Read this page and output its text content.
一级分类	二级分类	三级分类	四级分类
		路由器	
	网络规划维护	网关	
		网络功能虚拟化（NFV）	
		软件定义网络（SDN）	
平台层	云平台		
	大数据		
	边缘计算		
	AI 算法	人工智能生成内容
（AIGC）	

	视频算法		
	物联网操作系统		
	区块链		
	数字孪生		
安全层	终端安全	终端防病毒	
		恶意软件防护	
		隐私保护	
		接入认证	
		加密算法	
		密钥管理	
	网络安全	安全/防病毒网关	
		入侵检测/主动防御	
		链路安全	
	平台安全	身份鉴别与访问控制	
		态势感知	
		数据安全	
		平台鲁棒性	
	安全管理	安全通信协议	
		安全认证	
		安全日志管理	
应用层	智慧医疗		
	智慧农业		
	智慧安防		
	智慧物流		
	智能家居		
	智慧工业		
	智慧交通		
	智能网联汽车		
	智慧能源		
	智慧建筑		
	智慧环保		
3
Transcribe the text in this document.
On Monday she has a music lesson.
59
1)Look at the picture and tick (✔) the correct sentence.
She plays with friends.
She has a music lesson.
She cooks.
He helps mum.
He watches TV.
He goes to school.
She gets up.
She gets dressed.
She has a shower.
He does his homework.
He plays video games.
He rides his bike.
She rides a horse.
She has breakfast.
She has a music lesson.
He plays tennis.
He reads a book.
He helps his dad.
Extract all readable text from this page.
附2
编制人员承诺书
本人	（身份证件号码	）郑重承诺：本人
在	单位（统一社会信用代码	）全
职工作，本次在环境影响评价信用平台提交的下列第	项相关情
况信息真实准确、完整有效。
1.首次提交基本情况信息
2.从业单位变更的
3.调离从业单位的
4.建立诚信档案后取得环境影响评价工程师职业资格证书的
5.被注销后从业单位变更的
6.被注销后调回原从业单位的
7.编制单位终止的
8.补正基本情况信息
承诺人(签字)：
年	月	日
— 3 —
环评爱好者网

● ● ● ●

SET TASK ▸ Starting at the line that contains "Transcribe the text in this document.", quote each remaining line of the entries above, unchanged.

CORRECT RESPONSE ▸
Transcribe the text in this document.
On Monday she has a music lesson.
59
1)Look at the picture and tick (✔) the correct sentence.
She plays with friends.
She has a music lesson.
She cooks.
He helps mum.
He watches TV.
He goes to school.
She gets up.
She gets dressed.
She has a shower.
He does his homework.
He plays video games.
He rides his bike.
She rides a horse.
She has breakfast.
She has a music lesson.
He plays tennis.
He reads a book.
He helps his dad.
Extract all readable text from this page.
附2
编制人员承诺书
本人	（身份证件号码	）郑重承诺：本人
在	单位（统一社会信用代码	）全
职工作，本次在环境影响评价信用平台提交的下列第	项相关情
况信息真实准确、完整有效。
1.首次提交基本情况信息
2.从业单位变更的
3.调离从业单位的
4.建立诚信档案后取得环境影响评价工程师职业资格证书的
5.被注销后从业单位变更的
6.被注销后调回原从业单位的
7.编制单位终止的
8.补正基本情况信息
承诺人(签字)：
年	月	日
— 3 —
环评爱好者网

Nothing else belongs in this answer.